### Written instruction
Write out the whole listing exactly as it stands.

### Records shown
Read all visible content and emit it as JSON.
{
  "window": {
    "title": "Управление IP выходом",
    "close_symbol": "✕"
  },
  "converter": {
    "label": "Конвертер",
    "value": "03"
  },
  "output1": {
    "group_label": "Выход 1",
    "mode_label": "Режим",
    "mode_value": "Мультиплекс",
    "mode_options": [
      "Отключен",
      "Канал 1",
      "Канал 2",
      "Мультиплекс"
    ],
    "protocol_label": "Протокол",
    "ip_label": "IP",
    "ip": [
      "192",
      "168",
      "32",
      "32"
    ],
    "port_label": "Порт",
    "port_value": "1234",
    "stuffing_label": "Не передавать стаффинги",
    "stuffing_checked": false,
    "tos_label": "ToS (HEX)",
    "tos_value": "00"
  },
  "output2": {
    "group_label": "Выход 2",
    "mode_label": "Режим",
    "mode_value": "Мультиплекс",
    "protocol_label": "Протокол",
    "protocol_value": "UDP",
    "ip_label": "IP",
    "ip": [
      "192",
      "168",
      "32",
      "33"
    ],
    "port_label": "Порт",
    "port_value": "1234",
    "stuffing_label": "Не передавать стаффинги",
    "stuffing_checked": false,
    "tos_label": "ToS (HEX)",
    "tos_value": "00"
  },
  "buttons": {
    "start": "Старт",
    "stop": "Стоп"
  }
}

### Full response
Read all visible content and emit it as JSON.
{
  "window": {
    "title": "Управление IP выходом",
    "close_symbol": "✕"
  },
  "converter": {
    "label": "Конвертер",
    "value": "03"
  },
  "output1": {
    "group_label": "Выход 1",
    "mode_label": "Режим",
    "mode_value": "Мультиплекс",
    "mode_options": [
      "Отключен",
      "Канал 1",
      "Канал 2",
      "Мультиплекс"
    ],
    "protocol_label": "Протокол",
    "ip_label": "IP",
    "ip": [
      "192",
      "168",
      "32",
      "32"
    ],
    "port_label": "Порт",
    "port_value": "1234",
    "stuffing_label": "Не передавать стаффинги",
    "stuffing_checked": false,
    "tos_label": "ToS (HEX)",
    "tos_value": "00"
  },
  "output2": {
    "group_label": "Выход 2",
    "mode_label": "Режим",
    "mode_value": "Мультиплекс",
    "protocol_label": "Протокол",
    "protocol_value": "UDP",
    "ip_label": "IP",
    "ip": [
      "192",
      "168",
      "32",
      "33"
    ],
    "port_label": "Порт",
    "port_value": "1234",
    "stuffing_label": "Не передавать стаффинги",
    "stuffing_checked": false,
    "tos_label": "ToS (HEX)",
    "tos_value": "00"
  },
  "buttons": {
    "start": "Старт",
    "stop": "Стоп"
  }
}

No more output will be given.